TASK INSTRUCTIONS ▸
Your task is to gather the lines below that hold the string "Other".

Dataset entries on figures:

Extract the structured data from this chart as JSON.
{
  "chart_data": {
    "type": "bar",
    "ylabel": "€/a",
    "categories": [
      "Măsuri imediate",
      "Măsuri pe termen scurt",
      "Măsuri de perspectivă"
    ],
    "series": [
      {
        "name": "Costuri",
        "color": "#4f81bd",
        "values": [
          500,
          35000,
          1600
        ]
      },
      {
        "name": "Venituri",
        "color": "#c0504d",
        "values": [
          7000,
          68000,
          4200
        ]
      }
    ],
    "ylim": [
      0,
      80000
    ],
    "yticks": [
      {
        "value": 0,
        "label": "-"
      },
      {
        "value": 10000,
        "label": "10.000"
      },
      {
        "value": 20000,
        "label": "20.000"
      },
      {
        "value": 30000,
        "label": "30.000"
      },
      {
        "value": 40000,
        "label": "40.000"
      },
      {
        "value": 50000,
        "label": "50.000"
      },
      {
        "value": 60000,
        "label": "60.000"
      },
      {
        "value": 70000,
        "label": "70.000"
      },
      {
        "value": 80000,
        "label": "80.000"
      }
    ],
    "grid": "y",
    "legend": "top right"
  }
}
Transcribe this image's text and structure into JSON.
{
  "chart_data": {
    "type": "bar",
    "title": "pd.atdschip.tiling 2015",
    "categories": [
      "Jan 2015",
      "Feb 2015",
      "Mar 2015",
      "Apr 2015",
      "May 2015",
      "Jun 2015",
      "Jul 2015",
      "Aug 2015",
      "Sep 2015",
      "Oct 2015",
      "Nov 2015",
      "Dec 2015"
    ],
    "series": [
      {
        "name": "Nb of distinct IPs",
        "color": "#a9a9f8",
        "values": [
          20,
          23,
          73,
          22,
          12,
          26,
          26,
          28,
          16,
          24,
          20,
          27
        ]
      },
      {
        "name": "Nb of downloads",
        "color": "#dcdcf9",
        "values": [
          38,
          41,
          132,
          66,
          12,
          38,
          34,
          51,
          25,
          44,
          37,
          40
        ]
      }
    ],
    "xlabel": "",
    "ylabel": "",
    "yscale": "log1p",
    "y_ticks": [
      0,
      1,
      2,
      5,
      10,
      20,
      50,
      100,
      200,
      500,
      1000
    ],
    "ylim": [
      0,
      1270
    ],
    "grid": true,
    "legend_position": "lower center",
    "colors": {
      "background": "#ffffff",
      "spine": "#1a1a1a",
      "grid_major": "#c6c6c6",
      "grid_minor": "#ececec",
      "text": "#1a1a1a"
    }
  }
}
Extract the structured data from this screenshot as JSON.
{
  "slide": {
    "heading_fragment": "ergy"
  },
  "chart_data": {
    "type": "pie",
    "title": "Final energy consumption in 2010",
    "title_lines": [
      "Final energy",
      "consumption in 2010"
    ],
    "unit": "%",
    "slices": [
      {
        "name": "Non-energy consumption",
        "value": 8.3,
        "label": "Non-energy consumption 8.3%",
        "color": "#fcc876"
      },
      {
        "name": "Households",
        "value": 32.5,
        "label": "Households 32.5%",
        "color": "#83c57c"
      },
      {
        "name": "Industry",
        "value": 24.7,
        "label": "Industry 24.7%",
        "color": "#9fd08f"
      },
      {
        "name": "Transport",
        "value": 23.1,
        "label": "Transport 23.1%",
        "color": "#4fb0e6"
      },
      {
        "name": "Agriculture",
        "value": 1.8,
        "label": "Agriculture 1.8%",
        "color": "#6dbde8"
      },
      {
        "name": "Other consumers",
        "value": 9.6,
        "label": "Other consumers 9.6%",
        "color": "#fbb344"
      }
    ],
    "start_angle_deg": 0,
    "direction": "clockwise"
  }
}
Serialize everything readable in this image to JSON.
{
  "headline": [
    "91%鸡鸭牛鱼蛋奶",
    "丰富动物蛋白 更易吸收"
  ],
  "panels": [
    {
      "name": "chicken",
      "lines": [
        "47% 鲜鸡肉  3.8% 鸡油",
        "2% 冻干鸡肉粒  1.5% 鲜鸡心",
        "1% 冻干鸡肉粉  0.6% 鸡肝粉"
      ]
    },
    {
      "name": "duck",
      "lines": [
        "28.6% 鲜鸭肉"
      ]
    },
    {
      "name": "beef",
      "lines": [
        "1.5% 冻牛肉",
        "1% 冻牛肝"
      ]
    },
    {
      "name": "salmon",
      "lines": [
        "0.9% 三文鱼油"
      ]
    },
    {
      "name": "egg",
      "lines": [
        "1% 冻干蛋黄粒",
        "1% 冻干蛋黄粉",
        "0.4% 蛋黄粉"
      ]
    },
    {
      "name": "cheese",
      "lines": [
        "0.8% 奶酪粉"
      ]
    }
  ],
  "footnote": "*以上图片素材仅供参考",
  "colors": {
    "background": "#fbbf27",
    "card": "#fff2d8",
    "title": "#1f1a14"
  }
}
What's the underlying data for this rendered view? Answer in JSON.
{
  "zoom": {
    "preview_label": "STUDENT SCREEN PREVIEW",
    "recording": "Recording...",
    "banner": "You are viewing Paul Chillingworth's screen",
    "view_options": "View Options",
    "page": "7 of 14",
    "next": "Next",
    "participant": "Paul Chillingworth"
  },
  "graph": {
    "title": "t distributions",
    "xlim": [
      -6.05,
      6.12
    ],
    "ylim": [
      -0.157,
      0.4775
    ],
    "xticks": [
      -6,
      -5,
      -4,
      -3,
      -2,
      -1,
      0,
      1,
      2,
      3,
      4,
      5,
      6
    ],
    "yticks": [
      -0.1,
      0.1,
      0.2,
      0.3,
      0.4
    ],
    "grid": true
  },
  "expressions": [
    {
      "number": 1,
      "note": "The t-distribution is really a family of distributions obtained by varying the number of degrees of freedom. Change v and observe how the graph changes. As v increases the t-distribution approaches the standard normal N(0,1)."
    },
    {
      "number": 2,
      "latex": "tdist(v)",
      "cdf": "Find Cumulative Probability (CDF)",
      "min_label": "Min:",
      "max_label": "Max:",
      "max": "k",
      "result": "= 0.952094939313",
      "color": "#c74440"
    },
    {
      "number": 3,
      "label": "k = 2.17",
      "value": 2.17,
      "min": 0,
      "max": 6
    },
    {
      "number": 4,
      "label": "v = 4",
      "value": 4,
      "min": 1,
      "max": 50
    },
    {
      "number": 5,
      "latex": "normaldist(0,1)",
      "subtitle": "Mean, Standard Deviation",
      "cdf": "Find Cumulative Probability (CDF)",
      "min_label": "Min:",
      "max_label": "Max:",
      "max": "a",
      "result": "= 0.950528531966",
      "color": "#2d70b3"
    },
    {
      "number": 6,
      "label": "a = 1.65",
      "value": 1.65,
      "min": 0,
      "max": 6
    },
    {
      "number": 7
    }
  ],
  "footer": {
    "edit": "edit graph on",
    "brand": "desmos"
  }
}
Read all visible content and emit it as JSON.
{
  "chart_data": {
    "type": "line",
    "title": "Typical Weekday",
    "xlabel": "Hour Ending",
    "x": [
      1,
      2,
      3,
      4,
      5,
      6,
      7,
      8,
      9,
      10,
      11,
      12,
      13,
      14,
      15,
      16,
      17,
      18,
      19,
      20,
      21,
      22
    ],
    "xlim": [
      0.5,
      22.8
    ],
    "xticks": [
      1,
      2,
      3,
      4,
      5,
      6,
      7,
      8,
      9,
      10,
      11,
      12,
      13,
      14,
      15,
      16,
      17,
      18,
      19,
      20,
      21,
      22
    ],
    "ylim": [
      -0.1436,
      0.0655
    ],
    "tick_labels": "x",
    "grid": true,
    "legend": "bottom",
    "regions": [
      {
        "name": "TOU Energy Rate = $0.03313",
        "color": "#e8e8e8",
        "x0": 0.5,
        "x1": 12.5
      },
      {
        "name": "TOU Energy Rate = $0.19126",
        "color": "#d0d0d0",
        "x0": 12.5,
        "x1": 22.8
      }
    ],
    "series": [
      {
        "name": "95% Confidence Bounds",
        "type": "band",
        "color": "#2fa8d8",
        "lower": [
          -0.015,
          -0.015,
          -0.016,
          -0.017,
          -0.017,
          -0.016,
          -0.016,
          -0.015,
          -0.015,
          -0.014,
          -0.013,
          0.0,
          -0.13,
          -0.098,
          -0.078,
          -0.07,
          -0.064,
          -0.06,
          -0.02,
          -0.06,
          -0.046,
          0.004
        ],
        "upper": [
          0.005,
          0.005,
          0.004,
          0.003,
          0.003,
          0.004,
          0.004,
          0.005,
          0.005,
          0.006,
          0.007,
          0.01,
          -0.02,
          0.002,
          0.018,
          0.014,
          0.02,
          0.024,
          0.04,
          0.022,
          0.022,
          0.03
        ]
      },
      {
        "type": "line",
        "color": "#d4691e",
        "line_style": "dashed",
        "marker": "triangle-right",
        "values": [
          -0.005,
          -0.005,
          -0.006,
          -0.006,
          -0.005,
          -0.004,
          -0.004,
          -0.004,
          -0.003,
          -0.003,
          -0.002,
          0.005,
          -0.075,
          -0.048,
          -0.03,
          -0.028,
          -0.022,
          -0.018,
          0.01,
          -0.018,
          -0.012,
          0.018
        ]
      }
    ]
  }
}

WRITTEN ANSWER ▸
        "name": "Other consumers",
        "label": "Other consumers 9.6%",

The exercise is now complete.